# Aim of the exercise
Set the listing down again exactly, please, apart from its pictures.

** START **

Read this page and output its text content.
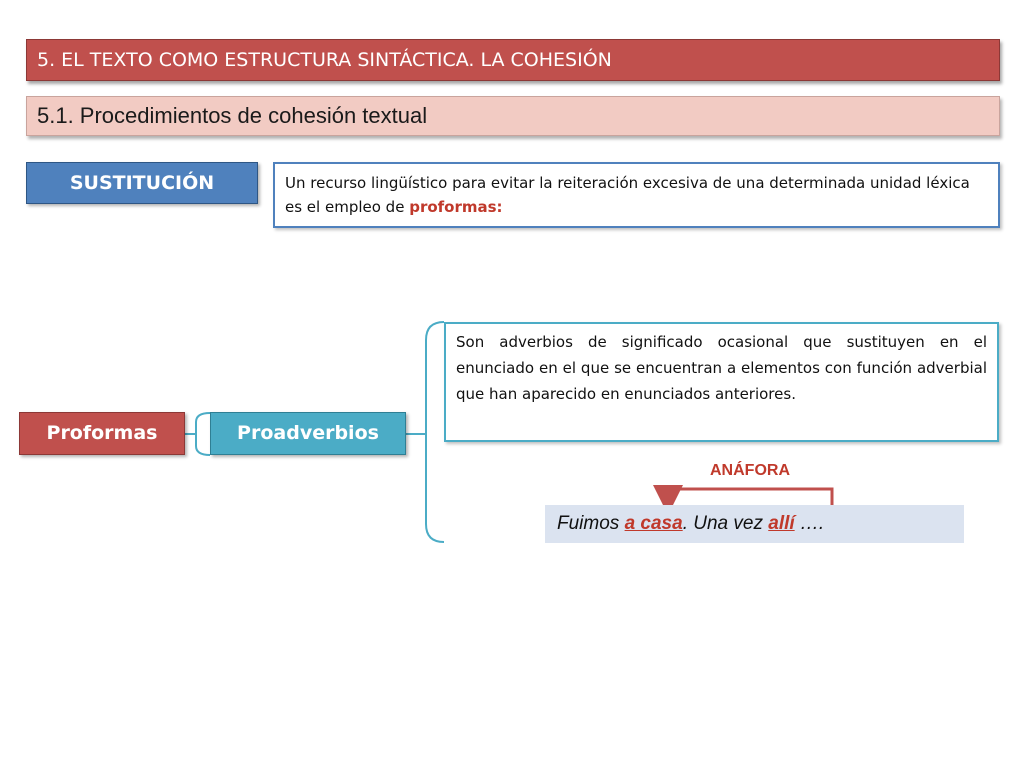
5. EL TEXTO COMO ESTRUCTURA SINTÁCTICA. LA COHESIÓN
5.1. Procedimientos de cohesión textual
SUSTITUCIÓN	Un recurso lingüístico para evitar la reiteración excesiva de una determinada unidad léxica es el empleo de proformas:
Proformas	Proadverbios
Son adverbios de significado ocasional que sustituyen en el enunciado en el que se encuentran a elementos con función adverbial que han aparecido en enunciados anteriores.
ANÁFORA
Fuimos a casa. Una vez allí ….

** END **

# Task solution
Read this page and output its text content.
5. EL TEXTO COMO ESTRUCTURA SINTÁCTICA. LA COHESIÓN
5.1. Procedimientos de cohesión textual
SUSTITUCIÓN	Un recurso lingüístico para evitar la reiteración excesiva de una determinada unidad léxica es el empleo de proformas:
Proformas	Proadverbios
Son adverbios de significado ocasional que sustituyen en el enunciado en el que se encuentran a elementos con función adverbial que han aparecido en enunciados anteriores.
ANÁFORA
Fuimos a casa. Una vez allí ….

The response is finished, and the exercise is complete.